Filter the records for lines holding the string "grammar".

=== Listed records ===
------------------------------------------------------------
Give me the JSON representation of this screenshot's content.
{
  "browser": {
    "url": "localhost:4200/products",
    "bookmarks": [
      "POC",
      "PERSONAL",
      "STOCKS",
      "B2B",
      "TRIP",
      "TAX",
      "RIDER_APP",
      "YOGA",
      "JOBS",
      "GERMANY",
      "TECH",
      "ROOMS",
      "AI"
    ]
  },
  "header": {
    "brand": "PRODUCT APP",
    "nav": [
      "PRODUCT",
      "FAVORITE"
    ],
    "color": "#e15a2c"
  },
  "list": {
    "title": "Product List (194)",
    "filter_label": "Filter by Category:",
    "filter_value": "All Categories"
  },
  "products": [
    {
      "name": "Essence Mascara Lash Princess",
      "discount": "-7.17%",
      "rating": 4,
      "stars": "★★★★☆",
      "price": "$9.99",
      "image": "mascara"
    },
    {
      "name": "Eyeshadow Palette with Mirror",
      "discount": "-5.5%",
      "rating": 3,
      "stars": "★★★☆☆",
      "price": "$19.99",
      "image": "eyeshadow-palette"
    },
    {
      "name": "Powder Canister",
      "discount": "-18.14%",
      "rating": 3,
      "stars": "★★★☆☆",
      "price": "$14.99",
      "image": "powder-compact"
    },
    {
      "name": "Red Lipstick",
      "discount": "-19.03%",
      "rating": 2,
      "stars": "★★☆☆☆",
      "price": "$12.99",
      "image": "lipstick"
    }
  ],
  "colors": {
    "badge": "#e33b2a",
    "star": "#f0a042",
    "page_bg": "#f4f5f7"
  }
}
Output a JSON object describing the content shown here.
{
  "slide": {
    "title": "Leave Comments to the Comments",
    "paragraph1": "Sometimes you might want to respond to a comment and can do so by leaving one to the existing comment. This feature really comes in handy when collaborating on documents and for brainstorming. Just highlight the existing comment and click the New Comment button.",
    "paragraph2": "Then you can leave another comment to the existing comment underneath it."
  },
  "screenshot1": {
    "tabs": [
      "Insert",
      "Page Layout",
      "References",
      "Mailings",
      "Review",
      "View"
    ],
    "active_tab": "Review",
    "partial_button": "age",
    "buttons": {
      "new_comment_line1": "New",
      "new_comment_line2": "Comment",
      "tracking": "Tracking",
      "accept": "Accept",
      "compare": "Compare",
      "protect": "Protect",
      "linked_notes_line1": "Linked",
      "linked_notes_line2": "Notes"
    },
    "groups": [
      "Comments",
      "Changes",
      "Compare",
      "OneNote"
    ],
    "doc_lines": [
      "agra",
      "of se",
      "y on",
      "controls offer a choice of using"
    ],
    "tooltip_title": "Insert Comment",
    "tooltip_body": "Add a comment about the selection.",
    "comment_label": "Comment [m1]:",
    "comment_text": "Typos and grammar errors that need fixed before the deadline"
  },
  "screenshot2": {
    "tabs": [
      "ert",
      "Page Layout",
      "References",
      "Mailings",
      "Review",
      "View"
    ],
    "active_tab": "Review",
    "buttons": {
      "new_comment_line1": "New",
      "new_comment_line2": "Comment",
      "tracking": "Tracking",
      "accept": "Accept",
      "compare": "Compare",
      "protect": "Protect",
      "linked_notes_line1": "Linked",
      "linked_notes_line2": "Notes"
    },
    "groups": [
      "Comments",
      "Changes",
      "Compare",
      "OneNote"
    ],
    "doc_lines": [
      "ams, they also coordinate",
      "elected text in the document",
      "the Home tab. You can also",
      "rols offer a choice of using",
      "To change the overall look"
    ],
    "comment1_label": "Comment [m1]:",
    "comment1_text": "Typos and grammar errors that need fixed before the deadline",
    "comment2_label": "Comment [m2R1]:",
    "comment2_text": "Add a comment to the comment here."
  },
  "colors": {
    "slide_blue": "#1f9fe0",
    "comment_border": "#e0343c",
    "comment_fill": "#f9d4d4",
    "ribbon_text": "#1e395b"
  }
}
------------------------------------------------------------
=== Response to the task ===
    "comment_text": "Typos and grammar errors that need fixed before the deadline"
    "comment1_text": "Typos and grammar errors that need fixed before the deadline",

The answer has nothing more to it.